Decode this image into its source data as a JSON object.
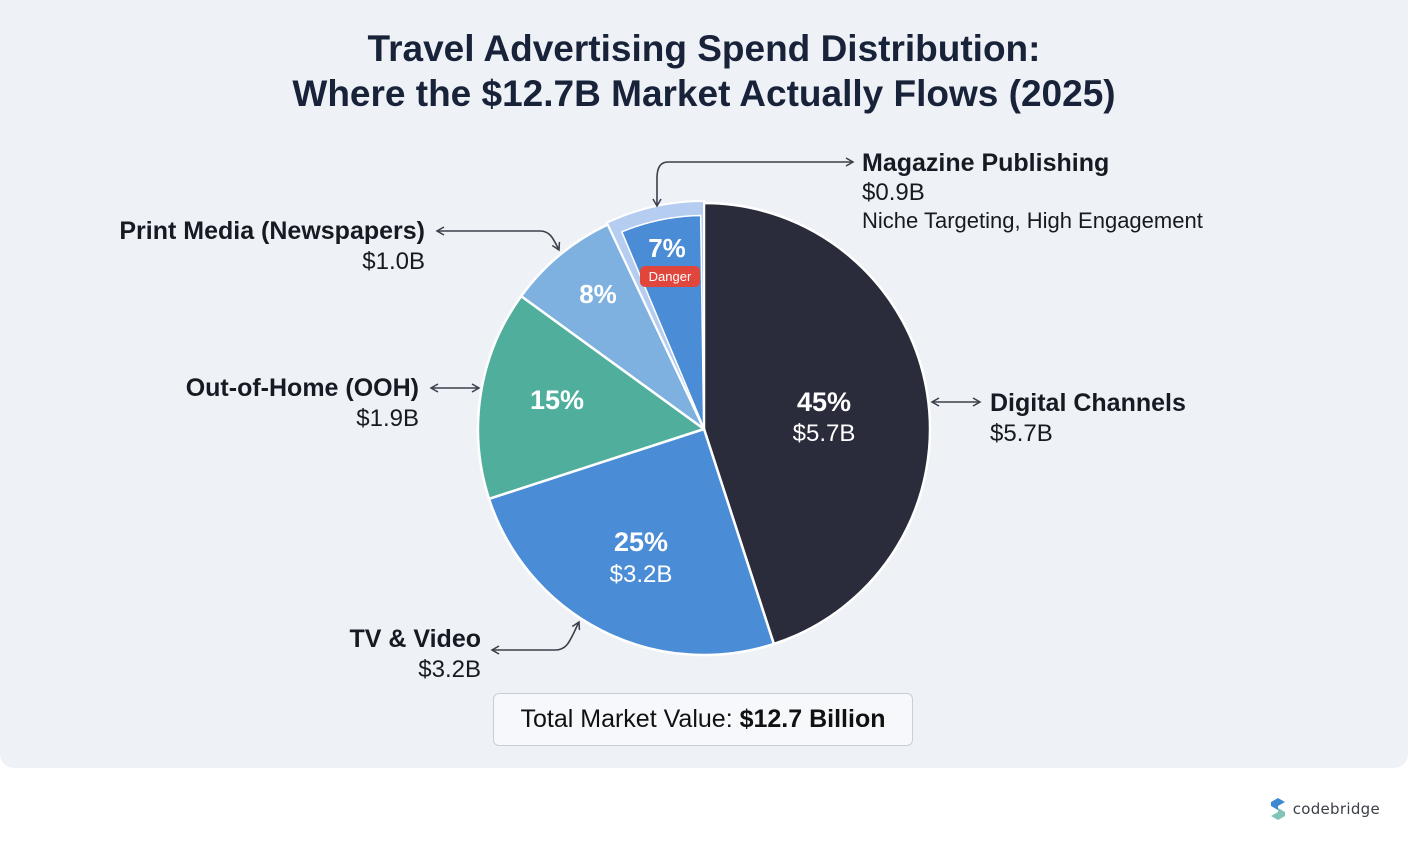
{
  "chart_data": {
    "type": "pie",
    "title_line1": "Travel Advertising Spend Distribution:",
    "title_line2": "Where the $12.7B Market Actually Flows (2025)",
    "slices": [
      {
        "name": "Digital Channels",
        "percent": 45,
        "percent_label": "45%",
        "value": 5.7,
        "value_label": "$5.7B",
        "color": "#2a2c3b",
        "inside_value": "$5.7B"
      },
      {
        "name": "TV & Video",
        "percent": 25,
        "percent_label": "25%",
        "value": 3.2,
        "value_label": "$3.2B",
        "color": "#4a8cd6",
        "inside_value": "$3.2B"
      },
      {
        "name": "Out-of-Home (OOH)",
        "percent": 15,
        "percent_label": "15%",
        "value": 1.9,
        "value_label": "$1.9B",
        "color": "#4fae9c"
      },
      {
        "name": "Print Media (Newspapers)",
        "percent": 8,
        "percent_label": "8%",
        "value": 1.0,
        "value_label": "$1.0B",
        "color": "#7eb0e0"
      },
      {
        "name": "Magazine Publishing",
        "percent": 7,
        "percent_label": "7%",
        "value": 0.9,
        "value_label": "$0.9B",
        "color": "#4a8cd6",
        "note": "Niche Targeting, High Engagement",
        "badge": "Danger"
      }
    ],
    "total": {
      "label": "Total Market Value:",
      "value": "$12.7 Billion"
    }
  },
  "colors": {
    "panel_bg": "#eef2f7",
    "title": "#18233a",
    "badge": "#e0463c",
    "magazine_halo": "#b4cdf0"
  },
  "brand": {
    "name": "codebridge",
    "icon": "codebridge-logo-icon"
  }
}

-----

■ AIM: All of the records above must be copied exactly, except for the pictures.

■ OUTPUT FOR THIS EXERCISE:
Decode this image into its source data as a JSON object.
{
  "chart_data": {
    "type": "pie",
    "title_line1": "Travel Advertising Spend Distribution:",
    "title_line2": "Where the $12.7B Market Actually Flows (2025)",
    "slices": [
      {
        "name": "Digital Channels",
        "percent": 45,
        "percent_label": "45%",
        "value": 5.7,
        "value_label": "$5.7B",
        "color": "#2a2c3b",
        "inside_value": "$5.7B"
      },
      {
        "name": "TV & Video",
        "percent": 25,
        "percent_label": "25%",
        "value": 3.2,
        "value_label": "$3.2B",
        "color": "#4a8cd6",
        "inside_value": "$3.2B"
      },
      {
        "name": "Out-of-Home (OOH)",
        "percent": 15,
        "percent_label": "15%",
        "value": 1.9,
        "value_label": "$1.9B",
        "color": "#4fae9c"
      },
      {
        "name": "Print Media (Newspapers)",
        "percent": 8,
        "percent_label": "8%",
        "value": 1.0,
        "value_label": "$1.0B",
        "color": "#7eb0e0"
      },
      {
        "name": "Magazine Publishing",
        "percent": 7,
        "percent_label": "7%",
        "value": 0.9,
        "value_label": "$0.9B",
        "color": "#4a8cd6",
        "note": "Niche Targeting, High Engagement",
        "badge": "Danger"
      }
    ],
    "total": {
      "label": "Total Market Value:",
      "value": "$12.7 Billion"
    }
  },
  "colors": {
    "panel_bg": "#eef2f7",
    "title": "#18233a",
    "badge": "#e0463c",
    "magazine_halo": "#b4cdf0"
  },
  "brand": {
    "name": "codebridge",
    "icon": "codebridge-logo-icon"
  }
}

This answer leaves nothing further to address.